Exercise: State how many lines contain the string "dira", and write nothing else.

[A run of records]
• • • •
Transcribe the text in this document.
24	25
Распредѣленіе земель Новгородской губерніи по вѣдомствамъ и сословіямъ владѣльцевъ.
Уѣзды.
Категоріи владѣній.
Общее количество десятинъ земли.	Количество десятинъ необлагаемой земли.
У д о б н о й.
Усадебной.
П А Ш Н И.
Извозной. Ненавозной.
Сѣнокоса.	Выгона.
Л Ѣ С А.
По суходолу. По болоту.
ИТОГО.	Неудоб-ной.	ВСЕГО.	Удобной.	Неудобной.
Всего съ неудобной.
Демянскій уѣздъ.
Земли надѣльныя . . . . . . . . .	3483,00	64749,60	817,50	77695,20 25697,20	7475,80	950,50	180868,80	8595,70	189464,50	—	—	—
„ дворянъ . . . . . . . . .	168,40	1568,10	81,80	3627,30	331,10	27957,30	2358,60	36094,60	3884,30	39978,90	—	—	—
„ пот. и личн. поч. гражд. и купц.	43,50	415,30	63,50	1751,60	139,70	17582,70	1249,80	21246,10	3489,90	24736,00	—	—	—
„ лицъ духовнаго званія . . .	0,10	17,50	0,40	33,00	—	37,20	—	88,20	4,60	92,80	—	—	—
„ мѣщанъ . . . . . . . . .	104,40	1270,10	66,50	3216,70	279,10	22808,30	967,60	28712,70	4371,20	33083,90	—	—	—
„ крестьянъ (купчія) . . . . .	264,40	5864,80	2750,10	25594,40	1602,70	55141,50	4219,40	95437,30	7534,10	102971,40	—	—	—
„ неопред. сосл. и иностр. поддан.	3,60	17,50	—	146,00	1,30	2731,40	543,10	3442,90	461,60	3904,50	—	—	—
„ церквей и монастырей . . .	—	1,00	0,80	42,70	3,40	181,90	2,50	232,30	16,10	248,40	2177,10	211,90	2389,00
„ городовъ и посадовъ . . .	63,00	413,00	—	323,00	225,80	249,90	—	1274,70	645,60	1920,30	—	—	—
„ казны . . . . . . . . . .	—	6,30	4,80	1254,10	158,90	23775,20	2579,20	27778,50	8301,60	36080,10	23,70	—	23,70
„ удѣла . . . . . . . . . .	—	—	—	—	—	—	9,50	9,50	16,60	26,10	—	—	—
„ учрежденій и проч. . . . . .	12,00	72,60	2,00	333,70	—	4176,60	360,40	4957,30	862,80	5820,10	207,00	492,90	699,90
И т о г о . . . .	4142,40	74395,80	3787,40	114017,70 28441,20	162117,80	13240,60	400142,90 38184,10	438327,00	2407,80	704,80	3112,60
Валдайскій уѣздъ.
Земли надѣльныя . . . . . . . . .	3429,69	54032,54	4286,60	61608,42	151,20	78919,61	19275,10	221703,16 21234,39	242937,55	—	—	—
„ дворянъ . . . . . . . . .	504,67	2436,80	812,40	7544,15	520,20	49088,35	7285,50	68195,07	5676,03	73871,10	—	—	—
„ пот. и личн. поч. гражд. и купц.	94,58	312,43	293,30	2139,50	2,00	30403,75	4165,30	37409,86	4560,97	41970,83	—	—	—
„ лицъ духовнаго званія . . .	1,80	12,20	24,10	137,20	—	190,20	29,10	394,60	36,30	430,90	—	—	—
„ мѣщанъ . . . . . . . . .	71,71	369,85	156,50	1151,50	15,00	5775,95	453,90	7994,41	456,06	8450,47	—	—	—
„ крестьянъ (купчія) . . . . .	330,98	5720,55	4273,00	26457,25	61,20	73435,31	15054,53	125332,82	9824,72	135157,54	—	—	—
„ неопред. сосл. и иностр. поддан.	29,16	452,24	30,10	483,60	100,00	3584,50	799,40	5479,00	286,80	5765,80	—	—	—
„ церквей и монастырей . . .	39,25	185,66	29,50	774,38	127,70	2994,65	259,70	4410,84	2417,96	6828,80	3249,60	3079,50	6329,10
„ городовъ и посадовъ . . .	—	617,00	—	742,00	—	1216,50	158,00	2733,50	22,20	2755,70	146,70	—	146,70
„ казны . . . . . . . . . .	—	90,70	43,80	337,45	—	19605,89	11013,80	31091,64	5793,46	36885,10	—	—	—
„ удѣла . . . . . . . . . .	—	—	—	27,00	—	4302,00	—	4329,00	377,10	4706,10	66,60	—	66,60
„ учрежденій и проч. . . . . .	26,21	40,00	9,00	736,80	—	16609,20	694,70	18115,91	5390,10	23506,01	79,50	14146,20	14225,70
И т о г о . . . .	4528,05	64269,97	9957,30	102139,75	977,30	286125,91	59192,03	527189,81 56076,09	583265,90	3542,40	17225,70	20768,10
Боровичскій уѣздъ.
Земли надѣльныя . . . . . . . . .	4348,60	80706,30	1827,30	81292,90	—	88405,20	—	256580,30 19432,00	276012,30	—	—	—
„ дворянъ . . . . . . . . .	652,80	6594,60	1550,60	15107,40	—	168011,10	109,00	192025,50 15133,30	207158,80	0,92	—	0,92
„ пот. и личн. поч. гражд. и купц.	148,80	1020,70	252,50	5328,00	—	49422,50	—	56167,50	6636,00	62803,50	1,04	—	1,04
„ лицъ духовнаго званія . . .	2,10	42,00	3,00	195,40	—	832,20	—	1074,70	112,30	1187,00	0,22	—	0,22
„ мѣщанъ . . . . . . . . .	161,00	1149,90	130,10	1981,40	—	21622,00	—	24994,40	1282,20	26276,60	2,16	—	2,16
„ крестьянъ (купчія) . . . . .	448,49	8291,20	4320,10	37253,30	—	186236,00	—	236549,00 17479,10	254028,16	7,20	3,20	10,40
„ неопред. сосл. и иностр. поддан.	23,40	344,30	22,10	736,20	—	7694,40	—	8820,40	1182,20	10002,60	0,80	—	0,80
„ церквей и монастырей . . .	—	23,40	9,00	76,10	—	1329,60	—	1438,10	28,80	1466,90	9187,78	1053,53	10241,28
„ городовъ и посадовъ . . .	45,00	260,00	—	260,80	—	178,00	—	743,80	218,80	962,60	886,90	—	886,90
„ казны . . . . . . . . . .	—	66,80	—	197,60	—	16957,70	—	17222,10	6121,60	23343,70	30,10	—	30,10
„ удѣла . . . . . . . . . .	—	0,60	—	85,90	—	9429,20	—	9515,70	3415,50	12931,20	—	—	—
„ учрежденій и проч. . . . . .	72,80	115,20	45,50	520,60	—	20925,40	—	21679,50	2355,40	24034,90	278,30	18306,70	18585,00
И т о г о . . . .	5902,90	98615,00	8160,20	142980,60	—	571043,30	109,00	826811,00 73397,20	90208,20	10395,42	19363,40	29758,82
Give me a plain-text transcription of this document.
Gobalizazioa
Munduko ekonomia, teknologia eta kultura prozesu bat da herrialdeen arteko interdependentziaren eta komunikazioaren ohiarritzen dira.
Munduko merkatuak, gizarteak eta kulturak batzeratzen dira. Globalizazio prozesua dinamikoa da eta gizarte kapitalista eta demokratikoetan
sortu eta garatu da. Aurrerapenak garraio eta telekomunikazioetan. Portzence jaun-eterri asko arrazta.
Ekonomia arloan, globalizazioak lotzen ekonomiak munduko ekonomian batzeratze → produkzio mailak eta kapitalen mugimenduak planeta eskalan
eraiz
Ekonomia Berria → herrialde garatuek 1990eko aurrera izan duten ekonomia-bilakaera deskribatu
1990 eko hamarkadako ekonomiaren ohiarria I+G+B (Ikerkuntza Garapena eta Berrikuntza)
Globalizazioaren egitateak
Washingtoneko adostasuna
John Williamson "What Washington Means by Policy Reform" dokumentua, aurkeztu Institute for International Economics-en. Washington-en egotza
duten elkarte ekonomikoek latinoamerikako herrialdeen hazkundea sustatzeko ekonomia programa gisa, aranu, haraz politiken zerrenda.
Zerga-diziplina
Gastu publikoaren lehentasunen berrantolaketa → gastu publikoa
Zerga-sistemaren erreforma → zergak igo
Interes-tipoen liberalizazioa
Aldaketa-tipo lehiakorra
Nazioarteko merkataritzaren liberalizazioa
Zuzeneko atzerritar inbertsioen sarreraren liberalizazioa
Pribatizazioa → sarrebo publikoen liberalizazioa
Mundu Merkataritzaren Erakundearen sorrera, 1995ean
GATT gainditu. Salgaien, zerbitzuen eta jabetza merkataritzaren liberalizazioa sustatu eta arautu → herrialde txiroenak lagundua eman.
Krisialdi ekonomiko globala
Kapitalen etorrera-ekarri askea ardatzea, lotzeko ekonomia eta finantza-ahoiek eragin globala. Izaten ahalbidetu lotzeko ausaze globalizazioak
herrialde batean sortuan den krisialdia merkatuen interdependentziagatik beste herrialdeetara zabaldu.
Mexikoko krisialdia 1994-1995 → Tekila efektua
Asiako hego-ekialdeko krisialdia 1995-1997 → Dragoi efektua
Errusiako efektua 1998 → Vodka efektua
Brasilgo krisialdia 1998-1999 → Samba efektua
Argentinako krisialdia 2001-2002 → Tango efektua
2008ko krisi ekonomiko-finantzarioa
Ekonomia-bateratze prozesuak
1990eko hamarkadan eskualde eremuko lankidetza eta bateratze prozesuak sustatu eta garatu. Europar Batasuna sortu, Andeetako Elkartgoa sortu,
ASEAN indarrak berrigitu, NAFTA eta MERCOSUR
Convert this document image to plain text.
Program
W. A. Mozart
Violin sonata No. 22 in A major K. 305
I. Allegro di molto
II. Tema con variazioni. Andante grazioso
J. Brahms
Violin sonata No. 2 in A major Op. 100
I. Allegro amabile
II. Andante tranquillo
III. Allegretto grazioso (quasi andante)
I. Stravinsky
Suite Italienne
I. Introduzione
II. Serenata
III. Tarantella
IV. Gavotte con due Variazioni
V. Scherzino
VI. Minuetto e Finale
• • • •
Written reply: 2